▶ [THE TASK]:
Tally every line of the listing below that holds "Edytor", then give the tally alone.

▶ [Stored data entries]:

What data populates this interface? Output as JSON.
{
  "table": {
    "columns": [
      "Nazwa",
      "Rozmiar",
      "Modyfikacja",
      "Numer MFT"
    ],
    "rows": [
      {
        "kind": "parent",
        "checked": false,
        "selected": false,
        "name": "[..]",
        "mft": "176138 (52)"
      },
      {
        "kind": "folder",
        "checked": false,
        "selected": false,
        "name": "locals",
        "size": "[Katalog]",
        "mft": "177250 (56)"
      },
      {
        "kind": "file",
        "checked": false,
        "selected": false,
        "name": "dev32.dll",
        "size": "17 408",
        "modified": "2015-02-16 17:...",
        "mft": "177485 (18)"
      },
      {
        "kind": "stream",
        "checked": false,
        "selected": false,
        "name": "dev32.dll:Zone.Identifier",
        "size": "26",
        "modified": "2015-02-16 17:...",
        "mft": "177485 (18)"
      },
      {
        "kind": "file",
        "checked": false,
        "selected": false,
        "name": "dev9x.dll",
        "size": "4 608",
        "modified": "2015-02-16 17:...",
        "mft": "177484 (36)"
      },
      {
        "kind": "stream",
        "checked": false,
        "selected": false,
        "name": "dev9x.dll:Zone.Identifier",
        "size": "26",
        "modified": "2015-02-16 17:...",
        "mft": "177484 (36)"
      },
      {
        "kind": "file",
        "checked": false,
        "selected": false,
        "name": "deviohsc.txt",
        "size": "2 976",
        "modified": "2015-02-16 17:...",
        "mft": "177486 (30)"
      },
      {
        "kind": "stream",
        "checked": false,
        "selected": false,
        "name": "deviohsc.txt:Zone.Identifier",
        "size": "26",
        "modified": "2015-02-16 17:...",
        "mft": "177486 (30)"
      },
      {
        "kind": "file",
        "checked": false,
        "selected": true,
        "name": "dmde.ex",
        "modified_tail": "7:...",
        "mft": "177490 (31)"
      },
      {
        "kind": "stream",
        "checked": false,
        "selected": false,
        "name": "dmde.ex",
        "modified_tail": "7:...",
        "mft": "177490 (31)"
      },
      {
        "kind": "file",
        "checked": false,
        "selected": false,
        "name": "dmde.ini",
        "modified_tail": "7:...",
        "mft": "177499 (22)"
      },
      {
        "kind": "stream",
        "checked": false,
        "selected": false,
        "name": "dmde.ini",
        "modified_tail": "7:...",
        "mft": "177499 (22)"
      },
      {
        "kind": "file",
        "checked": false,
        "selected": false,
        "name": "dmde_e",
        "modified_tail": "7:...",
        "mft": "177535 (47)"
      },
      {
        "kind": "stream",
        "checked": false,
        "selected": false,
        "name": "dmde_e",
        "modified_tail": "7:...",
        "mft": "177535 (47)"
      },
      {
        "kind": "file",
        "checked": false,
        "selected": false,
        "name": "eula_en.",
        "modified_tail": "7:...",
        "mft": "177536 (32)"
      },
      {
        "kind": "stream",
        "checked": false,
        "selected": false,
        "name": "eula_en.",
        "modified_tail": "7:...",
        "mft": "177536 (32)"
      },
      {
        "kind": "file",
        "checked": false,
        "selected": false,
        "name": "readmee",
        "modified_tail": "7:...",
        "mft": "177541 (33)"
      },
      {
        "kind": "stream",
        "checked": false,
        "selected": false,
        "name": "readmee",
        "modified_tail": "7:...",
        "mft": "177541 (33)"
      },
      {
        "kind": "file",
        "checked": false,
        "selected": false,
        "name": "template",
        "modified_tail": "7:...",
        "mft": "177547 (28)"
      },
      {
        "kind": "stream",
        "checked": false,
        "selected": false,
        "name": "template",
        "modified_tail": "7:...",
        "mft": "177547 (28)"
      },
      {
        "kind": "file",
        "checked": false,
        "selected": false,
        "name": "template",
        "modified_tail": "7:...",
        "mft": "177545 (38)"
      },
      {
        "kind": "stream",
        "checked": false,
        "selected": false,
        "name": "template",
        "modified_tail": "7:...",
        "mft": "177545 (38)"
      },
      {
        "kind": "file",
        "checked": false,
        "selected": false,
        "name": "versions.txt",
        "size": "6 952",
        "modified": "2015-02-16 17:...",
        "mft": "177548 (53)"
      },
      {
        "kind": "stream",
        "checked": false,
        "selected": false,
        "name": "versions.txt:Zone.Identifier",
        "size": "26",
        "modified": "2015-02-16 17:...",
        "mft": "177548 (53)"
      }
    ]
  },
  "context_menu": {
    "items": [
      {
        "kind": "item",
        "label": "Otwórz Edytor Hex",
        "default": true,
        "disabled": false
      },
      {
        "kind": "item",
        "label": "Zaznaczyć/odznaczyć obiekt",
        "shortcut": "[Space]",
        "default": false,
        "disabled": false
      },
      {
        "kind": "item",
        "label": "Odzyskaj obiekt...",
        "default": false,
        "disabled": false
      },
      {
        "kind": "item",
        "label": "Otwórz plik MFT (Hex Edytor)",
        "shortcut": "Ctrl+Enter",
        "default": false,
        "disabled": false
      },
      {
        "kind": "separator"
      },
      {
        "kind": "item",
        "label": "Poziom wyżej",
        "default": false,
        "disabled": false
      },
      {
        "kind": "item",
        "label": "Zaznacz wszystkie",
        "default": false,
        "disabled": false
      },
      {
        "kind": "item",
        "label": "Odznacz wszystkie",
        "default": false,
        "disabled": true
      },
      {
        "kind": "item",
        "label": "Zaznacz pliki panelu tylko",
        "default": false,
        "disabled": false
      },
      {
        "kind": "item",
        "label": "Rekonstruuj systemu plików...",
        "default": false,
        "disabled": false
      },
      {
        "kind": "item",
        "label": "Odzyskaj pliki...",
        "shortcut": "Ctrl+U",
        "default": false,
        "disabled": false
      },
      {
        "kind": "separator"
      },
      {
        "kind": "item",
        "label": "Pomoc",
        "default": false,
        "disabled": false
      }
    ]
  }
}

▶ [OUTPUT FOR THIS EXERCISE]:
2